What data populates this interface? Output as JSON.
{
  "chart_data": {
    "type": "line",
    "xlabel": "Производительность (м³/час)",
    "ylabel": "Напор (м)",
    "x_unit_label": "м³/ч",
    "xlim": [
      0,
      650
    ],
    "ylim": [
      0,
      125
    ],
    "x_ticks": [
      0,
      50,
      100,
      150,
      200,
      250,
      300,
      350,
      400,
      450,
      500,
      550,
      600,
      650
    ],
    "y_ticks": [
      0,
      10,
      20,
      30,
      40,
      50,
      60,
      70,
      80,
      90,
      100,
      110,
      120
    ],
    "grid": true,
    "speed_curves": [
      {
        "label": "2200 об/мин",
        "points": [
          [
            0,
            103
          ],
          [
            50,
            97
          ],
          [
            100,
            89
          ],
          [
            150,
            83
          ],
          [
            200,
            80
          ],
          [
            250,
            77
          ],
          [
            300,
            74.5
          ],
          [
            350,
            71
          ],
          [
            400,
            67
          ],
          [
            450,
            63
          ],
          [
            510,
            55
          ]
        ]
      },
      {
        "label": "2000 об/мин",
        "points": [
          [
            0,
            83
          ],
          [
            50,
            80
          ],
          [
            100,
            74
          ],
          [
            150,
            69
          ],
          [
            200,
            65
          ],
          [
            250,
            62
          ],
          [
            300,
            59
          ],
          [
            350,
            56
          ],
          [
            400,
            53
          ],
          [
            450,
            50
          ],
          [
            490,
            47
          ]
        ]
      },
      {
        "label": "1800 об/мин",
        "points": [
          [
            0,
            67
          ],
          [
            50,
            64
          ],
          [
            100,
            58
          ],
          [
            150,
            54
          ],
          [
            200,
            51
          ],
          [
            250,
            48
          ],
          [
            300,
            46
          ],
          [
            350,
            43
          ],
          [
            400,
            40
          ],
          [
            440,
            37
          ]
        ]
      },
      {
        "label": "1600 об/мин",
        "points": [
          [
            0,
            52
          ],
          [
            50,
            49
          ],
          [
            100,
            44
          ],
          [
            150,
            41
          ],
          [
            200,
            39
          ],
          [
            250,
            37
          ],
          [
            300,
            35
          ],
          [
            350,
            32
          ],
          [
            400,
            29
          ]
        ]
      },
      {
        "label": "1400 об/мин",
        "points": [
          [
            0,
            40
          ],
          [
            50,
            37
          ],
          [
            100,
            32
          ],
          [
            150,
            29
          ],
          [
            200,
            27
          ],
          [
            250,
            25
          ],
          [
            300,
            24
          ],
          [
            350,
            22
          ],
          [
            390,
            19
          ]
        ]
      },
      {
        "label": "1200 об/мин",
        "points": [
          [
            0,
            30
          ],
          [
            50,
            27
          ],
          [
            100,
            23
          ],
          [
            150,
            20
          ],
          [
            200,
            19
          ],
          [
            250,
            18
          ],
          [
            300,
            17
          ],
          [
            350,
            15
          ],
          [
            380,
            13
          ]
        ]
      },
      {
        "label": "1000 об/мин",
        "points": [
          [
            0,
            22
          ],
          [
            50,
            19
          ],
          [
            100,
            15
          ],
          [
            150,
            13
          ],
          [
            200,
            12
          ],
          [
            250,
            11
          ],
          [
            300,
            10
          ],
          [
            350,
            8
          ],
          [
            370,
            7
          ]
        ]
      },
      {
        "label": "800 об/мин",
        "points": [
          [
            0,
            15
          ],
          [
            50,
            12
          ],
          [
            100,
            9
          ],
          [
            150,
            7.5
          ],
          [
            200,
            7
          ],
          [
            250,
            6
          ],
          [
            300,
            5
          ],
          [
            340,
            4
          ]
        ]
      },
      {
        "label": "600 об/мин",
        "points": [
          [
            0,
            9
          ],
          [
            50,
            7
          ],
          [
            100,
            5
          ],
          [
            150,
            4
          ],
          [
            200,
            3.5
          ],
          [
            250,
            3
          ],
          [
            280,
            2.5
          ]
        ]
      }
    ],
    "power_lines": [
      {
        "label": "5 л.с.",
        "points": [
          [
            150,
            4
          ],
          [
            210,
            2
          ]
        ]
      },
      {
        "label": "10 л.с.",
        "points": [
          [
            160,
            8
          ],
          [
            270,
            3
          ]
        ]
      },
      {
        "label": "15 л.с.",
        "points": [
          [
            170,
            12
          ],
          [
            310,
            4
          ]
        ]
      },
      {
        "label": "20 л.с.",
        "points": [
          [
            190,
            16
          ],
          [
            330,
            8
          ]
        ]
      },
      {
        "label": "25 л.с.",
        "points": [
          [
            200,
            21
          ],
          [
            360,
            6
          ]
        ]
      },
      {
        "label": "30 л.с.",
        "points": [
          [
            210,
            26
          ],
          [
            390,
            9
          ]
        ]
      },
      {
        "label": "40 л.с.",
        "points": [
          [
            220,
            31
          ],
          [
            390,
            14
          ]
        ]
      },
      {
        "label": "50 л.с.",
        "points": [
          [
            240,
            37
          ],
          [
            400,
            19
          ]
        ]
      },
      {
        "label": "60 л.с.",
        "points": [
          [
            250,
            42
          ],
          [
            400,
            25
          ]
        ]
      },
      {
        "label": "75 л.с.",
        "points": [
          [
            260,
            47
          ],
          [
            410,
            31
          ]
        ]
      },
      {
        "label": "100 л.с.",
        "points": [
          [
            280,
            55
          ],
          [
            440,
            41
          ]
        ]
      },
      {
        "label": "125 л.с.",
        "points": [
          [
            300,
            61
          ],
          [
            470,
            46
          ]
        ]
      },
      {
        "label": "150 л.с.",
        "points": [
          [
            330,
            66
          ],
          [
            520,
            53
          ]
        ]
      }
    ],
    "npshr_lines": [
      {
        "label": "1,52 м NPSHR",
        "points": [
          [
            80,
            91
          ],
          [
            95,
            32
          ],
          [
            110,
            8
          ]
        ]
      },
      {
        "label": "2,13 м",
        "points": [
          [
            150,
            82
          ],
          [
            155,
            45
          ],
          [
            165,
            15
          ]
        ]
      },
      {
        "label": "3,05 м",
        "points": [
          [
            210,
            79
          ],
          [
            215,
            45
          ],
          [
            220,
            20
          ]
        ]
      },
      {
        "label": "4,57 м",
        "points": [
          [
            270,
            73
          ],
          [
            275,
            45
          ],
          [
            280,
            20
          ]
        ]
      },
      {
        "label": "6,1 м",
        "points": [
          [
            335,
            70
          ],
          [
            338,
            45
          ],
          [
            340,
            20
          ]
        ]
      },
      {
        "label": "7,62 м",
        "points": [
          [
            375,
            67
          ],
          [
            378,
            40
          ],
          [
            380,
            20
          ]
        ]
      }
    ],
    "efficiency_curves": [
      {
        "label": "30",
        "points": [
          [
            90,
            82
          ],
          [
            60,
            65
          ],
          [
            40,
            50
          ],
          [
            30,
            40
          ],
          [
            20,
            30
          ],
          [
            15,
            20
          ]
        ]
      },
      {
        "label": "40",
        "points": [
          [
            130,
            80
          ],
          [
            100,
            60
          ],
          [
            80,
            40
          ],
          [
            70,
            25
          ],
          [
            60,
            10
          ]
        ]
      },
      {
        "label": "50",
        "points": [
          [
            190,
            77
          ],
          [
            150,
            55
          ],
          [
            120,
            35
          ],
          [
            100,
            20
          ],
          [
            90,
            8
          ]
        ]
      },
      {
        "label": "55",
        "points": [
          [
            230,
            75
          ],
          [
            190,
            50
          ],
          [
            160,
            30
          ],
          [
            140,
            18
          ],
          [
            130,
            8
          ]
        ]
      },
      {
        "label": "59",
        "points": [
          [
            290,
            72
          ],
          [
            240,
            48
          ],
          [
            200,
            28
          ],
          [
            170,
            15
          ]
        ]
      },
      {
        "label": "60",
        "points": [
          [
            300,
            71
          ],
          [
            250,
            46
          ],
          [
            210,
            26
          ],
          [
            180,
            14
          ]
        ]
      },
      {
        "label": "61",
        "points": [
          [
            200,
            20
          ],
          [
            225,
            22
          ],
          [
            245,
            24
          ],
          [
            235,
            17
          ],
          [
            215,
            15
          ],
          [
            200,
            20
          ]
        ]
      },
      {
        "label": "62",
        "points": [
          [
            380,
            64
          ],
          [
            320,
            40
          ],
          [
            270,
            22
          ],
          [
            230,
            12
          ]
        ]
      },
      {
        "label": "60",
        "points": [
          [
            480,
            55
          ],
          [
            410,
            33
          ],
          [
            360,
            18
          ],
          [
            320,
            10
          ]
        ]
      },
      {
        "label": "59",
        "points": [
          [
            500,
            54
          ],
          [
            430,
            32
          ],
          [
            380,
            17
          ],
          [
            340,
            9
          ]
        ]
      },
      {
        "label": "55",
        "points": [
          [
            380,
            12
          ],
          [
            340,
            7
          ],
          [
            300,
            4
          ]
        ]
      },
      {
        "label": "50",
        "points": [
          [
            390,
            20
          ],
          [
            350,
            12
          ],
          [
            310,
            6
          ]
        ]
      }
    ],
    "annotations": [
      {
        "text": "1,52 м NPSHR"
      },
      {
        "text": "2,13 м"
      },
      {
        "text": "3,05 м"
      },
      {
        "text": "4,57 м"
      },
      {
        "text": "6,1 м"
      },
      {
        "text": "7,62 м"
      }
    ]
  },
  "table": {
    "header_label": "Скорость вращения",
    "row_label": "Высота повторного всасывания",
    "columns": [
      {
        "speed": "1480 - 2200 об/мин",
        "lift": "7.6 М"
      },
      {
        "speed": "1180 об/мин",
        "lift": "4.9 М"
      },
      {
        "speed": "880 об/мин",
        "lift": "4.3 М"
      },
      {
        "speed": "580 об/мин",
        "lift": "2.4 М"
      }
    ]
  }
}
______
■ **Problem description**
Locate each line containing the string "text" and show it.

■ **Answer for this exercise**
        "text": "1,52 м NPSHR"
        "text": "2,13 м"
        "text": "3,05 м"
        "text": "4,57 м"
        "text": "6,1 м"
        "text": "7,62 м"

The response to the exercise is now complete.